__Written exercise__.
Without omitting anything, retype the data that follows.

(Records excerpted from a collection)
━━━━━━━━━━━━━━━━━━━━━━━━━━━━━━

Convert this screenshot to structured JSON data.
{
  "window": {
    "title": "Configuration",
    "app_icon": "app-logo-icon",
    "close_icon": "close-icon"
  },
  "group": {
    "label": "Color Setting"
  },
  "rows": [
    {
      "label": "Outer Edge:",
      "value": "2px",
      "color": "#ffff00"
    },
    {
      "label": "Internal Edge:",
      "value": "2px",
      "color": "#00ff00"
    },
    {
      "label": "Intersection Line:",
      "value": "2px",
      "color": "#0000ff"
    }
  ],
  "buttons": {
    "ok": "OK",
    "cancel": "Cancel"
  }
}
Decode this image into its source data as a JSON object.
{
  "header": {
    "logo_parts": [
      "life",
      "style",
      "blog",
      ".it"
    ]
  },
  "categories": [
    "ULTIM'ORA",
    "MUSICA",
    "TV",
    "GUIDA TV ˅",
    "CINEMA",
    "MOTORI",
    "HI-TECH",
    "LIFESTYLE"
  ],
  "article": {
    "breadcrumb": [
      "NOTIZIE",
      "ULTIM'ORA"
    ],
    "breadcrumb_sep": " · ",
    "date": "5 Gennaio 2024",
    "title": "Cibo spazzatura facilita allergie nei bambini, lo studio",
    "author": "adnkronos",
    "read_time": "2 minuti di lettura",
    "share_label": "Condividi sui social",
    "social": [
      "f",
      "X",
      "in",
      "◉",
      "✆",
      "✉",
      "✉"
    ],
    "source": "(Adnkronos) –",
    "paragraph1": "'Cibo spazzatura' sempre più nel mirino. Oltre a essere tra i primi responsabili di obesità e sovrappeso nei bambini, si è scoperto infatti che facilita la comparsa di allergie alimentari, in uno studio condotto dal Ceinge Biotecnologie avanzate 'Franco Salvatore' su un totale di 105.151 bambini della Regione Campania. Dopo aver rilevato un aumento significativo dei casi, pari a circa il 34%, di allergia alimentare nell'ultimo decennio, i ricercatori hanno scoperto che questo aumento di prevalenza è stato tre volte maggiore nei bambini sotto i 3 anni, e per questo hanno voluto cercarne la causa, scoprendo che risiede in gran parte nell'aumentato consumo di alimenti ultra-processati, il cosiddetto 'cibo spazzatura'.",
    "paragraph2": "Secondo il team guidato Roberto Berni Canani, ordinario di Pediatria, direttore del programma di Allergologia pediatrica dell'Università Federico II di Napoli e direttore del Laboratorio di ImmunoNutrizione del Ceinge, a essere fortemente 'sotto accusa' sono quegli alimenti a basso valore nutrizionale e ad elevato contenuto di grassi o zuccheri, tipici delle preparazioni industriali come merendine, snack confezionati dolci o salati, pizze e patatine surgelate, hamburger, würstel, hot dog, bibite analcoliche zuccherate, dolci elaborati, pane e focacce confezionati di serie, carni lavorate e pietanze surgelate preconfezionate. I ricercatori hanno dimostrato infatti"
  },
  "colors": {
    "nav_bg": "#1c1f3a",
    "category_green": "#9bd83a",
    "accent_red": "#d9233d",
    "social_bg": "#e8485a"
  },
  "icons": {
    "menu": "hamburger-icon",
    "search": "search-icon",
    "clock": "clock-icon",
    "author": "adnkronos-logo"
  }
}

━━━━━━━━━━━━━━━━━━━━━━━━━━━━━━

__Full solution__.
Convert this screenshot to structured JSON data.
{
  "window": {
    "title": "Configuration",
    "app_icon": "app-logo-icon",
    "close_icon": "close-icon"
  },
  "group": {
    "label": "Color Setting"
  },
  "rows": [
    {
      "label": "Outer Edge:",
      "value": "2px",
      "color": "#ffff00"
    },
    {
      "label": "Internal Edge:",
      "value": "2px",
      "color": "#00ff00"
    },
    {
      "label": "Intersection Line:",
      "value": "2px",
      "color": "#0000ff"
    }
  ],
  "buttons": {
    "ok": "OK",
    "cancel": "Cancel"
  }
}
Decode this image into its source data as a JSON object.
{
  "header": {
    "logo_parts": [
      "life",
      "style",
      "blog",
      ".it"
    ]
  },
  "categories": [
    "ULTIM'ORA",
    "MUSICA",
    "TV",
    "GUIDA TV ˅",
    "CINEMA",
    "MOTORI",
    "HI-TECH",
    "LIFESTYLE"
  ],
  "article": {
    "breadcrumb": [
      "NOTIZIE",
      "ULTIM'ORA"
    ],
    "breadcrumb_sep": " · ",
    "date": "5 Gennaio 2024",
    "title": "Cibo spazzatura facilita allergie nei bambini, lo studio",
    "author": "adnkronos",
    "read_time": "2 minuti di lettura",
    "share_label": "Condividi sui social",
    "social": [
      "f",
      "X",
      "in",
      "◉",
      "✆",
      "✉",
      "✉"
    ],
    "source": "(Adnkronos) –",
    "paragraph1": "'Cibo spazzatura' sempre più nel mirino. Oltre a essere tra i primi responsabili di obesità e sovrappeso nei bambini, si è scoperto infatti che facilita la comparsa di allergie alimentari, in uno studio condotto dal Ceinge Biotecnologie avanzate 'Franco Salvatore' su un totale di 105.151 bambini della Regione Campania. Dopo aver rilevato un aumento significativo dei casi, pari a circa il 34%, di allergia alimentare nell'ultimo decennio, i ricercatori hanno scoperto che questo aumento di prevalenza è stato tre volte maggiore nei bambini sotto i 3 anni, e per questo hanno voluto cercarne la causa, scoprendo che risiede in gran parte nell'aumentato consumo di alimenti ultra-processati, il cosiddetto 'cibo spazzatura'.",
    "paragraph2": "Secondo il team guidato Roberto Berni Canani, ordinario di Pediatria, direttore del programma di Allergologia pediatrica dell'Università Federico II di Napoli e direttore del Laboratorio di ImmunoNutrizione del Ceinge, a essere fortemente 'sotto accusa' sono quegli alimenti a basso valore nutrizionale e ad elevato contenuto di grassi o zuccheri, tipici delle preparazioni industriali come merendine, snack confezionati dolci o salati, pizze e patatine surgelate, hamburger, würstel, hot dog, bibite analcoliche zuccherate, dolci elaborati, pane e focacce confezionati di serie, carni lavorate e pietanze surgelate preconfezionate. I ricercatori hanno dimostrato infatti"
  },
  "colors": {
    "nav_bg": "#1c1f3a",
    "category_green": "#9bd83a",
    "accent_red": "#d9233d",
    "social_bg": "#e8485a"
  },
  "icons": {
    "menu": "hamburger-icon",
    "search": "search-icon",
    "clock": "clock-icon",
    "author": "adnkronos-logo"
  }
}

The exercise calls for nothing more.